It’s an electric land yacht

Let’s get the performance specs out of the way first, since they’re the most straightforward thing about the Vision EQS (even though this is a car that will likely never go into production as-is). Mercedes-Benz says it’s aiming to squeeze up to 700 kilometers (or 435 miles) of range out of a (roughly) 100kWh battery pack, with “more than 469 horsepower” on offer. The automaker says the concept would be able to go from 0 to 60 miles per hour in under 4.5 seconds, which is fast, but certainly not record-setting fast.


One thing that’s interesting about the Vision EQS from a strategic perspective is that Mercedes-Benz says the concept was designed around a “fully-variable battery-electric drive platform” that is “scalable and usable on a cross-model basis.” In other words, Mercedes-Benz is further teasing the idea of developing a modular electric platform that it can adapt to multiple models, much like Volkswagen is doing with its MEB architecture. This could theoretically help Mercedes-Benz both save money and bring more electric cars to the market faster, and build some of those vehicles with bigger battery systems than the one found on its first long-range EV, the EQC, which was not a truly ground-up EV.

*Raw records*:
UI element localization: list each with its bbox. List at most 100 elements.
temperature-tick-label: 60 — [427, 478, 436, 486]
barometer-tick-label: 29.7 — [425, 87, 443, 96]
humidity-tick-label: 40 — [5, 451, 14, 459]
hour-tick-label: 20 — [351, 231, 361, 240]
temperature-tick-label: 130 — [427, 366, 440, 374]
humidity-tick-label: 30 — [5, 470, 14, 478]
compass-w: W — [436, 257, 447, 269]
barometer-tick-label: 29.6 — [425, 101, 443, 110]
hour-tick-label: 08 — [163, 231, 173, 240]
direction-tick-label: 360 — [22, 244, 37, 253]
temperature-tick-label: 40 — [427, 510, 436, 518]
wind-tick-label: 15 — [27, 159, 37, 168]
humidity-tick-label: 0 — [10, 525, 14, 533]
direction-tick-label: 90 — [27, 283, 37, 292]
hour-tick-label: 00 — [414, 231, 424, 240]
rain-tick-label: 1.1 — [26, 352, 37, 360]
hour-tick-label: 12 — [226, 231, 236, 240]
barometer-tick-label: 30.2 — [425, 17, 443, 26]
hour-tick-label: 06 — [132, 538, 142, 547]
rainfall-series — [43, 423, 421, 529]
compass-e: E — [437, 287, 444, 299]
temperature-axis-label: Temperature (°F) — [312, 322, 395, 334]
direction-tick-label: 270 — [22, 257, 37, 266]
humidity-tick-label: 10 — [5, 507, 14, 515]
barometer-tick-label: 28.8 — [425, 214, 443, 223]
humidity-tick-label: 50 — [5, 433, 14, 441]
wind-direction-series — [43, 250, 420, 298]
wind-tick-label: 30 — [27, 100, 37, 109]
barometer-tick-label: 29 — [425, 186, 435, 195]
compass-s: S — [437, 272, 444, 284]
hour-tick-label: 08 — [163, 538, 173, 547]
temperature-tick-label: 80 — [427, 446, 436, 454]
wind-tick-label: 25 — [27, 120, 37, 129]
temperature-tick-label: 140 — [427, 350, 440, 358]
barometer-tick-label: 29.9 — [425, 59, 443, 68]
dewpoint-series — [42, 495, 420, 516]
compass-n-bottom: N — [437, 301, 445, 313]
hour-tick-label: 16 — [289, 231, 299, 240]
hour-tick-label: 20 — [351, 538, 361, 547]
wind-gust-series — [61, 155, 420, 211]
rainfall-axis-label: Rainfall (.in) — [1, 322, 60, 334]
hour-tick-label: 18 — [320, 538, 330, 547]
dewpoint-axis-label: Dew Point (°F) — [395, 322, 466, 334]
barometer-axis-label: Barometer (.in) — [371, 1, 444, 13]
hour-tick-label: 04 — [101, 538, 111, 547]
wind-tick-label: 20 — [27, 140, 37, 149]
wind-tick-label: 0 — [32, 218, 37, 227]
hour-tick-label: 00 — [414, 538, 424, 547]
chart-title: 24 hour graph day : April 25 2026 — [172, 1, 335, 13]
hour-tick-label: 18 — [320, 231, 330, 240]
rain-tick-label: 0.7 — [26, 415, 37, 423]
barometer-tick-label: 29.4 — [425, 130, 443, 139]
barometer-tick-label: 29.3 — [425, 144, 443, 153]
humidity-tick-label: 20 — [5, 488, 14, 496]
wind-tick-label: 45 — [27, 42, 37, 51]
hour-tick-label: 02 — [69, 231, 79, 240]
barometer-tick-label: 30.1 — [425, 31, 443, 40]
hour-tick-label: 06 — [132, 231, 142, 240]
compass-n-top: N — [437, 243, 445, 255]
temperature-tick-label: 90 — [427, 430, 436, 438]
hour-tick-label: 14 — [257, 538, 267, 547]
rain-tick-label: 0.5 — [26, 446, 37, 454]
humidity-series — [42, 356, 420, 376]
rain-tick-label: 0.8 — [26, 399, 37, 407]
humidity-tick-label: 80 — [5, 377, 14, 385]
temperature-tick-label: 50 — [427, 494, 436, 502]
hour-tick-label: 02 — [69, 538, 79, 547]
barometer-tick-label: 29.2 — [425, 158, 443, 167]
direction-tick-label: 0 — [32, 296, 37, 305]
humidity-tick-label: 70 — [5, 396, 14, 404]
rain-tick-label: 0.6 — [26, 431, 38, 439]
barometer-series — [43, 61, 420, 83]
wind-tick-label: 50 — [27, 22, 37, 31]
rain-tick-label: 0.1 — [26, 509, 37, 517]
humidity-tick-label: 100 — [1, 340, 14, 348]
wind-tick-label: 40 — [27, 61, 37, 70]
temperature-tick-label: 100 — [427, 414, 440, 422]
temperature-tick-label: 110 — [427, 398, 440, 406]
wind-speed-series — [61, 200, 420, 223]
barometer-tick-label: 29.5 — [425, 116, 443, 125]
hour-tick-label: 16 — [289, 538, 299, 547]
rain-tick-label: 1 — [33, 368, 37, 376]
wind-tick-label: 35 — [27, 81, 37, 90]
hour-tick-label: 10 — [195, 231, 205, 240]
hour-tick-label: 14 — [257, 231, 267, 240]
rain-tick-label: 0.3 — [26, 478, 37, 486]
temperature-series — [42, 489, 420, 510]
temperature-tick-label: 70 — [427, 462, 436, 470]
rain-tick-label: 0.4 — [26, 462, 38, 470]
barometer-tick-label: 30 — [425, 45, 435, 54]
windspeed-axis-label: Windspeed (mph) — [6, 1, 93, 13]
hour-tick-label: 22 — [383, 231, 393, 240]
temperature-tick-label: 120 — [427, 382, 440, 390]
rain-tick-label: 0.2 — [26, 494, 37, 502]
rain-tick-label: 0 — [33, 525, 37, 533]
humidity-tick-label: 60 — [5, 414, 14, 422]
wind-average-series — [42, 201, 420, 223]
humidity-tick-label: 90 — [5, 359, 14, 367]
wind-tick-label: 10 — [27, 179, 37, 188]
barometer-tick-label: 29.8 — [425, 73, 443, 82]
* * *
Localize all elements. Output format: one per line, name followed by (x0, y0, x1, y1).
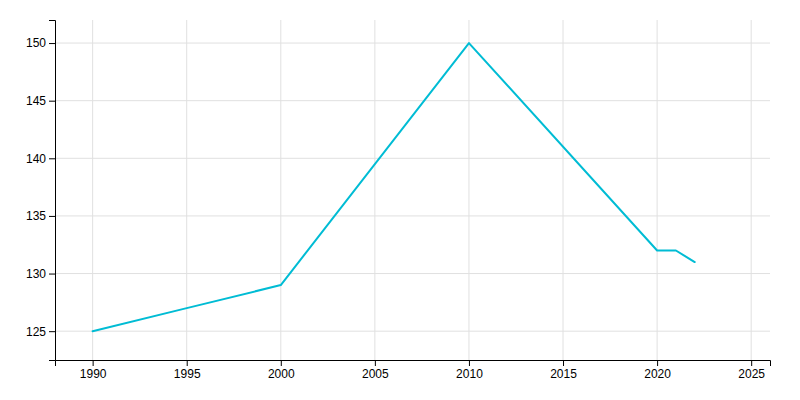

*What you need to do*:
a) In the passage about the Vision EQS, begin at the words "Let’s get the" and stop after "not record-setting fast.", then rewrite that span with "battery pack" swapped for "battery system".
b) According to the passage about the Vision EQS, what range is Mercedes-Benz aiming for?
c) Please extend the passage about the Vision EQS, picking up after its final sentence.
The entries have no connection to the passage about the Vision EQS.

*Results of the tasks*:
a)
Let’s get the performance specs out of the way first, since they’re the most straightforward thing about the Vision EQS (even though this is a car that will likely never go into production as-is). Mercedes-Benz says it’s aiming to squeeze up to 700 kilometers (or 435 miles) of range out of a (roughly) 100kWh battery system, with “more than 469 horsepower” on offer. The automaker says the concept would be able to go from 0 to 60 miles per hour in under 4.5 seconds, which is fast, but certainly not record-setting fast.

b) Up to 700 kilometers (435 miles).

c)
But the Vision EQS is a concept car from a wealthy legacy automaker, so let’s get to the really fun ludicrous bits, starting with the interior, which Mercedes-Benz says “draws its inspiration from the world of luxury yachts.” The automaker likens the “deep and open spatial architecture” inside the car to that of the deck of a boat, which I can’t really argue with based on the photos provided.

Mercedes-Benz says it has also “systematically developed the use of sustainable materials” in the Vision EQS, which is a breathy way of saying there’s a lot of recycled plastic in this car. The interior is lined with a leather alternative that’s made from recycled plastic bottles, while the roof liner has been formed out of a “high-quality textile that was created by adding a quantity of recycled ‘ocean waste’ plastic,” which Mercedes-Benz says takes “the use of sustainable materials to a whole new level.” (The plastic bottle material is, in some places, contrasted by a diamond pattern of rose gold-colored highlights.)

The Vision EQS uses a lot of recycled plastic

Inside the Vision EQS, there are also “organically emerging displays and projection surfaces,” which Mercedes-Benz says can allow “digital content [to] be immersively experienced over the entire area.” That sounds not far off from what the automaker showed off in the F015, a self-driving concept car from 2015, which was theoretically designed to make it look to passengers like they were rolling through any kind of outdoor setting. Unfortunately Mercedes-Benz didn’t provide any images or additional information that explains what this part of the EQS experience means, so on balance, it simply sounds like you might be able to watch Succession in 180 degrees while kicking back in the car’s luxurious seats, which sounds lovely.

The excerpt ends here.